Istruzione di lavoro 1:
Risponda alle seguenti domande basandosi sulla recensione dell'Ep di Lidian Forest.
(a) In quale anno ha origine il progetto Lidian Forest?
(b) Da che cosa è generato il sound dell'Ep, al posto delle chitarre?
(c) Come si intitola l'unico full-length del progetto?
Istruzione di lavoro 2: Trascriva senza alcuna modifica il passo della recensione che va dalle parole "Il suono di" fino alle parole "arrangiamento più complesso.", queste comprese.

Estratto del documento:
========================================================================

|
Lidian Forest è un solo project la cui
origine data 2001, opera dello statunitense Narr Grimmjardr, il quale l'anno
che seguì decise che era già giunto il tempo di plasmare il proprio
materiale in una registrazione, che divenne questo lungo Ep "Det Hyler Av De Nordlige Ulves".
A posteriori viene facile affermare come in realtà questi tempi non
fossero ancora affatto maturi per la raccolta... l'amatorialità e la limitatezza
tecnica di questo lavoro sono quasi snervanti, nonostante qualche emozione
riesca comunque a trasudare. Il sound non è generato da chitarre
bensì dalle onnipresenti tastiere e da una drum machine programmata in
modo imbarazzante per quanto elementare: curioso è lo screaming di Narr, di
una tale causticità da non riuscire ad emettere sillaba per settimane
dopo l'incisione, suppongo. Lyrics che parlano di Cristo all'interno di
una buia e ghiacciata notte di epoche medievali, l'ambientazione è
suggestiva, molto meno la sua trasposizione musicale.
The howling of the northern wolves beneath the
pleasant moonlight: riff sinistri rigorosamente tastierosi, vani
tentativi di assalti ritmici, stagnazioni ambient dal sapore spettrale,
fruscii causati dalla "produzione".
Il suono di Snow flickering the moonlight as they fall from the sky è
differente, più pulito ma distante: le percussioni raggiungono l'apogeo
della banalità ma a risollevare questo nihil compositivo sono note
decadenti tra uno screaming acido e un arrangiamento più complesso.
The fury
of the northern barbarians è doom depresso e smorto nei suoi tempi dilatati, ma
poi cresce in velocità e pathos per poi ripiombare nell'angoscia dei
down tempos straziati. Behold the pleasant moon rises from the north
above the snow covered mountains è di sicuro la composizione più ispirata
e riuscita dove imperano screaming fenditimpani, una bella scala
pianistica e nel complesso un sound altamente drammatico implementato da
una varietà percussionistica che finalmente ricorre anche a tom e
piatti oltre al solito martellamento alla cassa (bastava così poco...) A completare il
lavoro è The frozen nordic winds of the night whistling within the
forests of the north, scream sporco che si prodiga in lunghi e
paurosi gemiti, keys ad effetto violinistico, è una traccia enfatica
tanto sinfonica quanto cacofonica, dal finale thriller e plumbeo.
Cinico sarebbe infierire dicendo oltre, si tratta
di una release pessima, bocciatura piena senza troppi "se" e "ma"; staremo quindi a
vedere con ancor più curiosità cosa è riuscito a combinare in meglio il
nostro nel successivo, piuttosto conosciuto e ad ora unico full-length
di questo monicker, "The Glory Of Winters Chill", uscito addirittura per
una piccola label (ora defunta peraltro).

========================================================================

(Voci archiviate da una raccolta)

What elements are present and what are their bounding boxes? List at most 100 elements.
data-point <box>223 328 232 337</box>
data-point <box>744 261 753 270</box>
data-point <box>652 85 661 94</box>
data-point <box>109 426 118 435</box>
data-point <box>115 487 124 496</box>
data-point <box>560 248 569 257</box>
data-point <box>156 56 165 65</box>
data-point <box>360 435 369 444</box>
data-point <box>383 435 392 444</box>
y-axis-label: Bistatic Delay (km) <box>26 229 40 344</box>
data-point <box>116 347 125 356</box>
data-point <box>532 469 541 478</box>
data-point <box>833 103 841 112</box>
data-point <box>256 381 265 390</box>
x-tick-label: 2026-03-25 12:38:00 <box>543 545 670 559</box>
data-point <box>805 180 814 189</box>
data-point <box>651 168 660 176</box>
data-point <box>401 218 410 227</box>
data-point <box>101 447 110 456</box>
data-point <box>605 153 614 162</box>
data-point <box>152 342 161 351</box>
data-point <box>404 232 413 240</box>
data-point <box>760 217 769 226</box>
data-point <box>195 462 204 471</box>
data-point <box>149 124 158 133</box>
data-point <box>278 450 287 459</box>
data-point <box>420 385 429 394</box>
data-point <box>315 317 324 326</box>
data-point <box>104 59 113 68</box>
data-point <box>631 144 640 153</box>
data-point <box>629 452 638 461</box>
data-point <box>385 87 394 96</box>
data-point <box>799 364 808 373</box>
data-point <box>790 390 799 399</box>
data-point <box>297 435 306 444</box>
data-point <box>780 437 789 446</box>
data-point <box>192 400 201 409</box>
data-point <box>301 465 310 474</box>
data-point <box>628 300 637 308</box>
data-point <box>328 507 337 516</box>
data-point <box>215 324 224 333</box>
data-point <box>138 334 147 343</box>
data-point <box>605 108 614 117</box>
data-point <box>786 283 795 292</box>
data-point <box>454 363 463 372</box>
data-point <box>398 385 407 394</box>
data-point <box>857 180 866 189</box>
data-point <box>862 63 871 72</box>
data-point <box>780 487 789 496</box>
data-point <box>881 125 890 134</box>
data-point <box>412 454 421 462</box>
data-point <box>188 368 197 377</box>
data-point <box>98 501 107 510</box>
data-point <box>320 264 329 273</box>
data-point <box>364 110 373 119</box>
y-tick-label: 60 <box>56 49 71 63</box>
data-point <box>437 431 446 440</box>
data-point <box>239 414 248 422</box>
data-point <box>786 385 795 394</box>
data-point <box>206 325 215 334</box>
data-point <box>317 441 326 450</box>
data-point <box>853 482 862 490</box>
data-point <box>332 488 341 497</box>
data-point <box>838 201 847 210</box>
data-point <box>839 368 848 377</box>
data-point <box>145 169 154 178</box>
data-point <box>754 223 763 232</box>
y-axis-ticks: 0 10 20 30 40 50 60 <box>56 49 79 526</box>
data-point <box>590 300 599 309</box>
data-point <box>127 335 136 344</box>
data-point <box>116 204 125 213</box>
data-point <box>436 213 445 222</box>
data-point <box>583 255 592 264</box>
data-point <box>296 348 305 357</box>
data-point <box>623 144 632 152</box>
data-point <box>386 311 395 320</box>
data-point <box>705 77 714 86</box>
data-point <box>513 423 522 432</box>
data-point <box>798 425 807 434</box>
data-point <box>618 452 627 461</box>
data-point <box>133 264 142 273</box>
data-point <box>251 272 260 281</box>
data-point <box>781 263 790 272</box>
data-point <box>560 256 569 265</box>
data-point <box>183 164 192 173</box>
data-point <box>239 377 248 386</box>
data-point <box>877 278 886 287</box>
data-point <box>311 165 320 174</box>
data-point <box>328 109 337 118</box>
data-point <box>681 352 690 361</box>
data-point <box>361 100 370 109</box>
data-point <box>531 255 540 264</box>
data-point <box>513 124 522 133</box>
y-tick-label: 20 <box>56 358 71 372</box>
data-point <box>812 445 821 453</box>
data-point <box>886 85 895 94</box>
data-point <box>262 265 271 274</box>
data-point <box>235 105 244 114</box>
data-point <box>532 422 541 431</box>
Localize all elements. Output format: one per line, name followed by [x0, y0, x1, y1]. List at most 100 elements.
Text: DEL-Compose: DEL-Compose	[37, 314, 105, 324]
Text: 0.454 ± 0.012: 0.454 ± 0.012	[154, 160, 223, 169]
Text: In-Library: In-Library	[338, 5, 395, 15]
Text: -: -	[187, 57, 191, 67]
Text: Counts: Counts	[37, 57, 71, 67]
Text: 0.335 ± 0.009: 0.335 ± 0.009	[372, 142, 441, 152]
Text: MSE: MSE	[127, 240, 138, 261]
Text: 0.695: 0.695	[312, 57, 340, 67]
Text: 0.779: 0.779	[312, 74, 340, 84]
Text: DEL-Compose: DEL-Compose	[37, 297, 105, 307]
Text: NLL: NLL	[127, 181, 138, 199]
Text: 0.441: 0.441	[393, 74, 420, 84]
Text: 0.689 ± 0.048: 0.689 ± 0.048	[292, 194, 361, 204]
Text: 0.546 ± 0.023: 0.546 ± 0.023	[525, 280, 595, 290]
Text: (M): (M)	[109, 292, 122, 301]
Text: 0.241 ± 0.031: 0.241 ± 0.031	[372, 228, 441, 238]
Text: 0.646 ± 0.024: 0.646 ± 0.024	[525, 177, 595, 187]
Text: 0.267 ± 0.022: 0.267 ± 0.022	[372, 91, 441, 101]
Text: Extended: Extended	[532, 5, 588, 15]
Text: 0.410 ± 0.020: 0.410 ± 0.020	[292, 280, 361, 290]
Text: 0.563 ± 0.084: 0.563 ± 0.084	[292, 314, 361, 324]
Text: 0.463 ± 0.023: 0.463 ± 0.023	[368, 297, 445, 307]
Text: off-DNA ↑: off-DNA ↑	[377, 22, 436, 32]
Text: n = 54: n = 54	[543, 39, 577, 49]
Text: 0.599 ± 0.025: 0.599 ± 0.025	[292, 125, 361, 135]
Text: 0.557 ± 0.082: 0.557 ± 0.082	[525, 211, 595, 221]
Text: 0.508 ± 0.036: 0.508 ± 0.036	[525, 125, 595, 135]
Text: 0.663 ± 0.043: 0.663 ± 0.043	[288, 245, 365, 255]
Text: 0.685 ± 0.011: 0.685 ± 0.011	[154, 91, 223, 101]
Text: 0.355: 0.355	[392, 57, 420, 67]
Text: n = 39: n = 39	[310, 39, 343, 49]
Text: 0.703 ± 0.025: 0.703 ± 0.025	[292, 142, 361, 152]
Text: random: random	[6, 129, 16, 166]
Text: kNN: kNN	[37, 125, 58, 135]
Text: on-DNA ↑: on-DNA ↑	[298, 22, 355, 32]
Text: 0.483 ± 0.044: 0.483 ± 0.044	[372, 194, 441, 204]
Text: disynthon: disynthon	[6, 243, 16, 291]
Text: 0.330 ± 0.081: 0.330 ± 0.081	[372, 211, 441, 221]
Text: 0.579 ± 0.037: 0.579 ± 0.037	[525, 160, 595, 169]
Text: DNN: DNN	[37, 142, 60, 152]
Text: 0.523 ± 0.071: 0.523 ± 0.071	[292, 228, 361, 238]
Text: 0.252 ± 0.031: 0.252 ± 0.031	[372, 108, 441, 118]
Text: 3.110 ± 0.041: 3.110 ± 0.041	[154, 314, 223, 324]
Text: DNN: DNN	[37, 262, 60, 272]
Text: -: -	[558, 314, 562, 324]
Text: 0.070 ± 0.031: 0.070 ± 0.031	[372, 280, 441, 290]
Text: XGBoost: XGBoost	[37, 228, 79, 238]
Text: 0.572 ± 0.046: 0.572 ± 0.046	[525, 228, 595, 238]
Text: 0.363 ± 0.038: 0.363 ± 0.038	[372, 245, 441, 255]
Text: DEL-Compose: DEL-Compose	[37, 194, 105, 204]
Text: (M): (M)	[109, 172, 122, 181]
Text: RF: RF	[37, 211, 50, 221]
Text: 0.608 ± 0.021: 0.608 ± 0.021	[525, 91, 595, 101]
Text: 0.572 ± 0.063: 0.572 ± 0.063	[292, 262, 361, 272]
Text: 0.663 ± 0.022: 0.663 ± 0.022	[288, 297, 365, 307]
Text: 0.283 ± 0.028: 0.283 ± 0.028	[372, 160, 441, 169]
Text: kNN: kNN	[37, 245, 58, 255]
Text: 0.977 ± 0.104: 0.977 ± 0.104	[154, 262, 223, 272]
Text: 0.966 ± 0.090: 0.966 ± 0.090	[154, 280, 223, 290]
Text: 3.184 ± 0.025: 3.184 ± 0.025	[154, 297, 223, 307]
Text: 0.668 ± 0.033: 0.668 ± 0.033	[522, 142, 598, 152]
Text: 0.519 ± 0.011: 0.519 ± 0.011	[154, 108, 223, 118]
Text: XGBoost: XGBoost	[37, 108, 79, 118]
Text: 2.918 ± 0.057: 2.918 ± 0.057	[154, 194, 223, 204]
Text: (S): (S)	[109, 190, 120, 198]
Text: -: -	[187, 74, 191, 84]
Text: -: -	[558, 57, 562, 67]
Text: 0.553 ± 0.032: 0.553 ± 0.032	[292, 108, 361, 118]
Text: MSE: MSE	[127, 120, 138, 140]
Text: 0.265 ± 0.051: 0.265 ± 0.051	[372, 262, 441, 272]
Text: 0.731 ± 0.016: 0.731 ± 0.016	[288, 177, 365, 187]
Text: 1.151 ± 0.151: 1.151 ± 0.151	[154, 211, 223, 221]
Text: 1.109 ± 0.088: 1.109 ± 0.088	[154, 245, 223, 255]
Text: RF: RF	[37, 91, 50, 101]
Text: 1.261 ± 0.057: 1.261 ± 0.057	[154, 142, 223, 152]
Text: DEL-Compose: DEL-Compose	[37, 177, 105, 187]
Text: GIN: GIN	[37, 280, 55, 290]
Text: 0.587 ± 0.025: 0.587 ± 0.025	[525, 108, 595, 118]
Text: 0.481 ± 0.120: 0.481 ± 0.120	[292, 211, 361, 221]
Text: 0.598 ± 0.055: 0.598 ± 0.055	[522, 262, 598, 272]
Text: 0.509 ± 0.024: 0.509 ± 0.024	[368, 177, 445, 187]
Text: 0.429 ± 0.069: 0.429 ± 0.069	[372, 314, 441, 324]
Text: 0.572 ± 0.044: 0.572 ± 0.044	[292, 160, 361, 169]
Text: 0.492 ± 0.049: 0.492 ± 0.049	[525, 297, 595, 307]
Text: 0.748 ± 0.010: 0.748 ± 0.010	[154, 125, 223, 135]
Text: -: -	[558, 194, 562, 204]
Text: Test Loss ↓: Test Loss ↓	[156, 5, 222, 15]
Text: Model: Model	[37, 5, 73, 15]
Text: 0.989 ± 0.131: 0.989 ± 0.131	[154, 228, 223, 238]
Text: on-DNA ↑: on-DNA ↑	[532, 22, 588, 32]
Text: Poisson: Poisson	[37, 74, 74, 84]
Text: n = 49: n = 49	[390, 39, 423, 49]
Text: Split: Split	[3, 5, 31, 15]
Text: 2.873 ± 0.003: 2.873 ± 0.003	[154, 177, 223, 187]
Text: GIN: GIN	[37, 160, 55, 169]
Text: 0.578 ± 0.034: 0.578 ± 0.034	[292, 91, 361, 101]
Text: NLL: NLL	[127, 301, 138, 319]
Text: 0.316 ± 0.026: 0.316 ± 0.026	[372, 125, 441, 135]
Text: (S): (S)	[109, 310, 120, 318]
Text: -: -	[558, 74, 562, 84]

========================================================================

Spazio risposta 1:
(a) Nel 2001.
(b) Dalle tastiere e da una drum machine.
(c) "The Glory Of Winters Chill".

Spazio risposta 2:
Il suono di Snow flickering the moonlight as they fall from the sky è
differente, più pulito ma distante: le percussioni raggiungono l'apogeo
della banalità ma a risollevare questo nihil compositivo sono note
decadenti tra uno screaming acido e un arrangiamento più complesso.